-- Begin EXERCISE MATERIAL --

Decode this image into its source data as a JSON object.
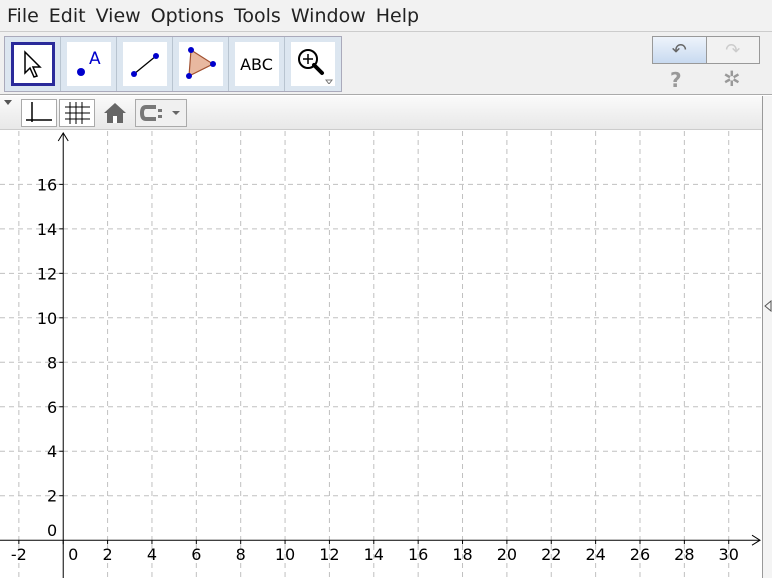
{
  "menu": [
    "File",
    "Edit",
    "View",
    "Options",
    "Tools",
    "Window",
    "Help"
  ],
  "toolbar": {
    "tools": [
      {
        "name": "move-tool",
        "icon": "arrow-cursor-icon",
        "selected": true
      },
      {
        "name": "point-tool",
        "icon": "point-icon",
        "label": "A"
      },
      {
        "name": "segment-tool",
        "icon": "segment-icon"
      },
      {
        "name": "polygon-tool",
        "icon": "polygon-icon"
      },
      {
        "name": "text-tool",
        "icon": "text-icon",
        "label": "ABC"
      },
      {
        "name": "zoom-tool",
        "icon": "zoom-in-icon"
      }
    ],
    "undo_icon": "↶",
    "redo_icon": "↷",
    "help_icon": "?",
    "settings_icon": "✲"
  },
  "stylebar": {
    "axes_toggle": "axes-icon",
    "grid_toggle": "grid-icon",
    "home": "home-icon",
    "point_capture": "point-capture-icon"
  },
  "graphics": {
    "x_ticks": [
      -2,
      0,
      2,
      4,
      6,
      8,
      10,
      12,
      14,
      16,
      18,
      20,
      22,
      24,
      26,
      28,
      30
    ],
    "y_ticks": [
      0,
      2,
      4,
      6,
      8,
      10,
      12,
      14,
      16
    ],
    "xlim": [
      -2.85,
      31.5
    ],
    "ylim": [
      -1.7,
      18.4
    ],
    "grid": true,
    "axis_color": "#000000",
    "grid_color": "#c0c0c0"
  }
}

-- End EXERCISE MATERIAL --

▶ **STATED EXERCISE**:
The records above need to be given again exactly. Omit the pictures.

▶ **ANSWER TO THIS TASK**:
Decode this image into its source data as a JSON object.
{
  "menu": [
    "File",
    "Edit",
    "View",
    "Options",
    "Tools",
    "Window",
    "Help"
  ],
  "toolbar": {
    "tools": [
      {
        "name": "move-tool",
        "icon": "arrow-cursor-icon",
        "selected": true
      },
      {
        "name": "point-tool",
        "icon": "point-icon",
        "label": "A"
      },
      {
        "name": "segment-tool",
        "icon": "segment-icon"
      },
      {
        "name": "polygon-tool",
        "icon": "polygon-icon"
      },
      {
        "name": "text-tool",
        "icon": "text-icon",
        "label": "ABC"
      },
      {
        "name": "zoom-tool",
        "icon": "zoom-in-icon"
      }
    ],
    "undo_icon": "↶",
    "redo_icon": "↷",
    "help_icon": "?",
    "settings_icon": "✲"
  },
  "stylebar": {
    "axes_toggle": "axes-icon",
    "grid_toggle": "grid-icon",
    "home": "home-icon",
    "point_capture": "point-capture-icon"
  },
  "graphics": {
    "x_ticks": [
      -2,
      0,
      2,
      4,
      6,
      8,
      10,
      12,
      14,
      16,
      18,
      20,
      22,
      24,
      26,
      28,
      30
    ],
    "y_ticks": [
      0,
      2,
      4,
      6,
      8,
      10,
      12,
      14,
      16
    ],
    "xlim": [
      -2.85,
      31.5
    ],
    "ylim": [
      -1.7,
      18.4
    ],
    "grid": true,
    "axis_color": "#000000",
    "grid_color": "#c0c0c0"
  }
}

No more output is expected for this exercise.